__Your instructions__
In the listing that follows, how many lines hold the string "flow"? Answer with the number only.

· · · ·

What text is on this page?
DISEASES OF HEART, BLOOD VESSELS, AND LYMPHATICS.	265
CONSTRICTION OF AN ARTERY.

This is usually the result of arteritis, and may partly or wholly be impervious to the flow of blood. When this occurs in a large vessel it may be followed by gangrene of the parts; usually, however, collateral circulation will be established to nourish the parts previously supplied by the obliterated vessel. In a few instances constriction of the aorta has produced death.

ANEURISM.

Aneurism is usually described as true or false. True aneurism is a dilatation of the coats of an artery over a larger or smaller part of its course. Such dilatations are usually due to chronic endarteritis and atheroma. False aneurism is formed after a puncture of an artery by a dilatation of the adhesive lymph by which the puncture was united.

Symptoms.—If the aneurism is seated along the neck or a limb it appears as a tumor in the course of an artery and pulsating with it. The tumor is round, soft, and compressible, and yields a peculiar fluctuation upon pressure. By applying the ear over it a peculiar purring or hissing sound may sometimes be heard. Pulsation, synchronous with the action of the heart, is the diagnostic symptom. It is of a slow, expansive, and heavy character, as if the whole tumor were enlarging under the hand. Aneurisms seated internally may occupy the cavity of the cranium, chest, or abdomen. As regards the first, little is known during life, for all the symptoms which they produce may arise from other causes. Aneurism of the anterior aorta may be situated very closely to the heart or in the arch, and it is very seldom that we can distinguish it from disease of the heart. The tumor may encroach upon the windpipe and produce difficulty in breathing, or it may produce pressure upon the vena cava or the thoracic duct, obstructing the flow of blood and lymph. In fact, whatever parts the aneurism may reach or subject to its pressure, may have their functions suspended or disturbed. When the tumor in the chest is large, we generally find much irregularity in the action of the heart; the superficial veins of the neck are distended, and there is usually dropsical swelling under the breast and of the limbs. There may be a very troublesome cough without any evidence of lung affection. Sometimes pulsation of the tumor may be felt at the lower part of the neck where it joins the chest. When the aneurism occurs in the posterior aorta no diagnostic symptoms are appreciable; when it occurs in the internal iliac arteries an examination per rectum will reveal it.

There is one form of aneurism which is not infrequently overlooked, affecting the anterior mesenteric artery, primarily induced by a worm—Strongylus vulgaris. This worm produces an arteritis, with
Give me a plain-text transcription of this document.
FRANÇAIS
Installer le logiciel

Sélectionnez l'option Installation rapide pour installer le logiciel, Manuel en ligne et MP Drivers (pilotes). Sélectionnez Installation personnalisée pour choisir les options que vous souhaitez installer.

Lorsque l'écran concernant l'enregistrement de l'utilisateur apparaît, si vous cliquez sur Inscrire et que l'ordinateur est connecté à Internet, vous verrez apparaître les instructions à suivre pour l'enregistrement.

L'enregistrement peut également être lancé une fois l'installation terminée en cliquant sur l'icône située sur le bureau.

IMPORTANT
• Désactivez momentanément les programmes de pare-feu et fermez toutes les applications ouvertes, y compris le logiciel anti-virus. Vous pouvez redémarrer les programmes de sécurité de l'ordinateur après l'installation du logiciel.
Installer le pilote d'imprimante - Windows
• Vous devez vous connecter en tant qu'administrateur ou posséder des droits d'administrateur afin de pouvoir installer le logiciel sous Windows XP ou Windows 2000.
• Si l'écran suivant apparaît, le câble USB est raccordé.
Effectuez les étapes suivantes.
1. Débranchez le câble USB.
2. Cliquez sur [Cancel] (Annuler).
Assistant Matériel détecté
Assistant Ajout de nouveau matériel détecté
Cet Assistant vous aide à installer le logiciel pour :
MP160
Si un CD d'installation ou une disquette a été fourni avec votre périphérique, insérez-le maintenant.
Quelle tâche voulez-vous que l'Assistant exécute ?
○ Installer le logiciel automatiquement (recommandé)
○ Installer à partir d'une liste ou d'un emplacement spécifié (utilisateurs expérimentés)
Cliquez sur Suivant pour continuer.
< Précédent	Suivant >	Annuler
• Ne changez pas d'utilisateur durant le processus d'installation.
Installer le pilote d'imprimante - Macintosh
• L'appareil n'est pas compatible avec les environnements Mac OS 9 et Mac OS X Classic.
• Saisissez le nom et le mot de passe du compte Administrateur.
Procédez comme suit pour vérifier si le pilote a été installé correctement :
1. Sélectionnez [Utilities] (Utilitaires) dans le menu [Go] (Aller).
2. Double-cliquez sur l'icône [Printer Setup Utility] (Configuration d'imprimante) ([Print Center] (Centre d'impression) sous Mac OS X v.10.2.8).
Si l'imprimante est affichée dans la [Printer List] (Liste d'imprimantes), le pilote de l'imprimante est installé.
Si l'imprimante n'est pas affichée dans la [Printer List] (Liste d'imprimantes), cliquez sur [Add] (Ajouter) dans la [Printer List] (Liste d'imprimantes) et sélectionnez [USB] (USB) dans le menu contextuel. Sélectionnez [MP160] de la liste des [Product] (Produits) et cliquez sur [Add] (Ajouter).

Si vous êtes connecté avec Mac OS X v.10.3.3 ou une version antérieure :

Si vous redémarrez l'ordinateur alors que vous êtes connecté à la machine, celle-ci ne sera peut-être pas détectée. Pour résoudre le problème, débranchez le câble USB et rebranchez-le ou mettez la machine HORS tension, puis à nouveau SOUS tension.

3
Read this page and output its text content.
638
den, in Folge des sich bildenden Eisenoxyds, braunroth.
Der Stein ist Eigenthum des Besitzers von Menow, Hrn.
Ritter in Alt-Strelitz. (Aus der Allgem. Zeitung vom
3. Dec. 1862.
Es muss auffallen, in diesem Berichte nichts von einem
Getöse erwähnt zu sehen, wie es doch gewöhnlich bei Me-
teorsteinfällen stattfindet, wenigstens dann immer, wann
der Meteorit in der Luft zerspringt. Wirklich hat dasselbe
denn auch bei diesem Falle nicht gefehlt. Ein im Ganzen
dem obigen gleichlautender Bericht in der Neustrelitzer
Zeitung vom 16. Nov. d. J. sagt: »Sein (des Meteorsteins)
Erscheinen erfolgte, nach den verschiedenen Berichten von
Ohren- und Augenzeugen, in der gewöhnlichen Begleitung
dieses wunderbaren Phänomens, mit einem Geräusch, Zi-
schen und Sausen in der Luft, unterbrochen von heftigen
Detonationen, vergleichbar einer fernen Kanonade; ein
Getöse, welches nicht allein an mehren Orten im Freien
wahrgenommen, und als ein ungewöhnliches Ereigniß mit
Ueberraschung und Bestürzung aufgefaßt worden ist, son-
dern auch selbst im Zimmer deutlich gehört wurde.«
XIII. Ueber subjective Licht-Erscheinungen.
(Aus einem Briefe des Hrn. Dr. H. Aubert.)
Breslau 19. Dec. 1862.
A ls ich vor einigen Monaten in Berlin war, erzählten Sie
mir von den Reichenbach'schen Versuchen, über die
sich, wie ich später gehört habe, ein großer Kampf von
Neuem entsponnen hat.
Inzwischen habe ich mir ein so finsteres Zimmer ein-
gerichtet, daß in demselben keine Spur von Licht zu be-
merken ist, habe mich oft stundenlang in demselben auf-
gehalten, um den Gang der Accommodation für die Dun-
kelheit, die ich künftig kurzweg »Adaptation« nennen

· · · ·

__Your response__
2